[Saved entries]:
--- START ---
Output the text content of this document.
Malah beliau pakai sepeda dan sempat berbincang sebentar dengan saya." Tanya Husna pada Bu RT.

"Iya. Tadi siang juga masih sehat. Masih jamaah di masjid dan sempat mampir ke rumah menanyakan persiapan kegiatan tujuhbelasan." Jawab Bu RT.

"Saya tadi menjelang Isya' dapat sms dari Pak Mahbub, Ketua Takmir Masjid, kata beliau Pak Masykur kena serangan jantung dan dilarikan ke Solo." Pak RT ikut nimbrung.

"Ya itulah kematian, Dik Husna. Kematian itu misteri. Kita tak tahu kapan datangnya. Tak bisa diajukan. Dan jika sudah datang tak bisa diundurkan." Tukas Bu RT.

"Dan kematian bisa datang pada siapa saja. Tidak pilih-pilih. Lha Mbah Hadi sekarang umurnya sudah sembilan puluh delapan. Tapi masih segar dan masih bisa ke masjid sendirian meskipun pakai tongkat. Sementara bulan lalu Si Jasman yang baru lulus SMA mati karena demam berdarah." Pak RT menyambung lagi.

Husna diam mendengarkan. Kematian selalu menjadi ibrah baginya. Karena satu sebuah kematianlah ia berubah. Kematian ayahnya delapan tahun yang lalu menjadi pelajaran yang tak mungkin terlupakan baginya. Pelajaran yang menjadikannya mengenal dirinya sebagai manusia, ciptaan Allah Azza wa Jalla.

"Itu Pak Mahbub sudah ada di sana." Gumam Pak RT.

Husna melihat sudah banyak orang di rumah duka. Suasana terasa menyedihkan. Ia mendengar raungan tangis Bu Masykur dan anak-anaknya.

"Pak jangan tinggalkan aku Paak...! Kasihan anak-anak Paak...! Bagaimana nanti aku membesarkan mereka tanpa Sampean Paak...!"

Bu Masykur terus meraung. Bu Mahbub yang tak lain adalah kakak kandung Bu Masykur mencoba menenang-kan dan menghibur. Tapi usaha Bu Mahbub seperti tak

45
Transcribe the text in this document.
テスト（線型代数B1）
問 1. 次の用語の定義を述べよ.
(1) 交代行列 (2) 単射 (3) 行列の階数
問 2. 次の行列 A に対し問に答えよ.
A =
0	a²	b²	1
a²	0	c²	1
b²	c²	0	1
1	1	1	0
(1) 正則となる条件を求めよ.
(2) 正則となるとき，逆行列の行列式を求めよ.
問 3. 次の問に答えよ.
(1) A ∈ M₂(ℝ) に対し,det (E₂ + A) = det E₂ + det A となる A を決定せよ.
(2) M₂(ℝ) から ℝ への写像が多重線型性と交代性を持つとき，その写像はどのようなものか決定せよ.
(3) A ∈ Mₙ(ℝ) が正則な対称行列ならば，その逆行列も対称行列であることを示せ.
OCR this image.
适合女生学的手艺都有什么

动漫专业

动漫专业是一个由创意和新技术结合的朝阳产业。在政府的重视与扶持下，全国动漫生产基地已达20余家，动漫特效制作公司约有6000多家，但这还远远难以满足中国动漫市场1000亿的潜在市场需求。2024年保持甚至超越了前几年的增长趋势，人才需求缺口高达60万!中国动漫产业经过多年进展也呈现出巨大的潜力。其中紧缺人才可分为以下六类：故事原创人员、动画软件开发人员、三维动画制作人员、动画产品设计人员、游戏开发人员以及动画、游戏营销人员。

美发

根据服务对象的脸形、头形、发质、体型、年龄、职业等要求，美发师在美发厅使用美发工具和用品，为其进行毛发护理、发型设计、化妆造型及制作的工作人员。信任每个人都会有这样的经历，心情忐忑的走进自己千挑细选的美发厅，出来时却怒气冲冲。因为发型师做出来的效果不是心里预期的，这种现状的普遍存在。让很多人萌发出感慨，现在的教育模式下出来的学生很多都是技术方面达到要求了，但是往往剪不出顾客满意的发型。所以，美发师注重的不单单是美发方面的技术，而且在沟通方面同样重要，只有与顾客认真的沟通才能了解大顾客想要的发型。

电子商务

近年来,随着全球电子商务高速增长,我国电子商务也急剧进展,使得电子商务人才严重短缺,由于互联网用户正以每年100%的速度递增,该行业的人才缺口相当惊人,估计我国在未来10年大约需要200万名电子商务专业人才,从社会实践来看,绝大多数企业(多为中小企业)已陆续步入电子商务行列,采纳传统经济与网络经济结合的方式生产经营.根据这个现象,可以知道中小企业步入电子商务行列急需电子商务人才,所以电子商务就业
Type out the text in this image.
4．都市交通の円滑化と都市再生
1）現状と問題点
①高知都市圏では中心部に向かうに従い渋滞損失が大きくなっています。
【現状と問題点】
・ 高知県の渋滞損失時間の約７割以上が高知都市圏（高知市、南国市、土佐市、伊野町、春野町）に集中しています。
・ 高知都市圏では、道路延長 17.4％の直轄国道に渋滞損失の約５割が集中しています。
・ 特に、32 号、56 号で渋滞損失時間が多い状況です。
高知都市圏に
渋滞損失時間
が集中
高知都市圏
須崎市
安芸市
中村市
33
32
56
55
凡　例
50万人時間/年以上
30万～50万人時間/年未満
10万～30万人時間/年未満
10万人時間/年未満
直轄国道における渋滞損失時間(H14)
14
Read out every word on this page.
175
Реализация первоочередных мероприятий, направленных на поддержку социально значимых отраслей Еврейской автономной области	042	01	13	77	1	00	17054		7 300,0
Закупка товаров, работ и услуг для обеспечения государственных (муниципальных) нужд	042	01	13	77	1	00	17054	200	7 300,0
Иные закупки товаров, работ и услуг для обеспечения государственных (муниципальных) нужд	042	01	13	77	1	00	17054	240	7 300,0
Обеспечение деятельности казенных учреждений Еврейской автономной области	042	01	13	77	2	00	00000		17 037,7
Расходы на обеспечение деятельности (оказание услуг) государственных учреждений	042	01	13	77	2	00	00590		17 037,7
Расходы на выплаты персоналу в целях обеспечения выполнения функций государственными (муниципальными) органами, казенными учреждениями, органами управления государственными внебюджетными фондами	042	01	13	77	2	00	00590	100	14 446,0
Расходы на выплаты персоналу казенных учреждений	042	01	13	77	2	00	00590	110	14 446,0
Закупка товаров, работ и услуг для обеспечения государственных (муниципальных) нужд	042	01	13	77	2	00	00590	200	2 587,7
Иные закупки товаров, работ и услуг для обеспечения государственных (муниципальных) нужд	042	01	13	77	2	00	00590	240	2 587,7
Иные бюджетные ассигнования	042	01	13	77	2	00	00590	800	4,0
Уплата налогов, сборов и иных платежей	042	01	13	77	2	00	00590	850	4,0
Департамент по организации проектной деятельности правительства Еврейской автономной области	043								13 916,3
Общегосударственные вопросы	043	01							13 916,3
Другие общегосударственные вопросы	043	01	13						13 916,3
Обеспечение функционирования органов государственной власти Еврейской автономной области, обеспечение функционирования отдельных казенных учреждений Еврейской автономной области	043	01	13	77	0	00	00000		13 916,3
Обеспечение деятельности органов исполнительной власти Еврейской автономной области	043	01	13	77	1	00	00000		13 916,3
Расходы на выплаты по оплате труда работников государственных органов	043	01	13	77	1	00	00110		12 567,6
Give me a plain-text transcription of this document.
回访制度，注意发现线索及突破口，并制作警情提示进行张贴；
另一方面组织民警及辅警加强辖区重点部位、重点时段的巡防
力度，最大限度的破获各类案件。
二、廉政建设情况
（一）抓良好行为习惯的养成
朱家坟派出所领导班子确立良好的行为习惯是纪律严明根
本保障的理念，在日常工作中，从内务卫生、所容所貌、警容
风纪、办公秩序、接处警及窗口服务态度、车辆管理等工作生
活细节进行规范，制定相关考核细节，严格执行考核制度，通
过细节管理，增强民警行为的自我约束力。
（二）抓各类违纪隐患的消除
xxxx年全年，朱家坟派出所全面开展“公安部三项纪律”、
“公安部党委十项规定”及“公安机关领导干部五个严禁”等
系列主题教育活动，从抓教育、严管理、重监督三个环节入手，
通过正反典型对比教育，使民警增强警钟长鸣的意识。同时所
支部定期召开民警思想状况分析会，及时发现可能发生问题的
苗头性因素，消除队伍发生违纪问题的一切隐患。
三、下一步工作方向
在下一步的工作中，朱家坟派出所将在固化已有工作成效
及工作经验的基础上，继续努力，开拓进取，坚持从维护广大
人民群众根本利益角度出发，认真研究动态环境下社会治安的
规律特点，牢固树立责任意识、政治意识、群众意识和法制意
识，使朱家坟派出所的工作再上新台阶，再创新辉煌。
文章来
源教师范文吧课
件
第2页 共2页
--- END ---
[Exercise]: Write out, word for word, the line containing "Give me a plain-text" and every line after it to the end of the data above.

[Solution]:
Give me a plain-text transcription of this document.
回访制度，注意发现线索及突破口，并制作警情提示进行张贴；
另一方面组织民警及辅警加强辖区重点部位、重点时段的巡防
力度，最大限度的破获各类案件。
二、廉政建设情况
（一）抓良好行为习惯的养成
朱家坟派出所领导班子确立良好的行为习惯是纪律严明根
本保障的理念，在日常工作中，从内务卫生、所容所貌、警容
风纪、办公秩序、接处警及窗口服务态度、车辆管理等工作生
活细节进行规范，制定相关考核细节，严格执行考核制度，通
过细节管理，增强民警行为的自我约束力。
（二）抓各类违纪隐患的消除
xxxx年全年，朱家坟派出所全面开展“公安部三项纪律”、
“公安部党委十项规定”及“公安机关领导干部五个严禁”等
系列主题教育活动，从抓教育、严管理、重监督三个环节入手，
通过正反典型对比教育，使民警增强警钟长鸣的意识。同时所
支部定期召开民警思想状况分析会，及时发现可能发生问题的
苗头性因素，消除队伍发生违纪问题的一切隐患。
三、下一步工作方向
在下一步的工作中，朱家坟派出所将在固化已有工作成效
及工作经验的基础上，继续努力，开拓进取，坚持从维护广大
人民群众根本利益角度出发，认真研究动态环境下社会治安的
规律特点，牢固树立责任意识、政治意识、群众意识和法制意
识，使朱家坟派出所的工作再上新台阶，再创新辉煌。
文章来
源教师范文吧课
件
第2页 共2页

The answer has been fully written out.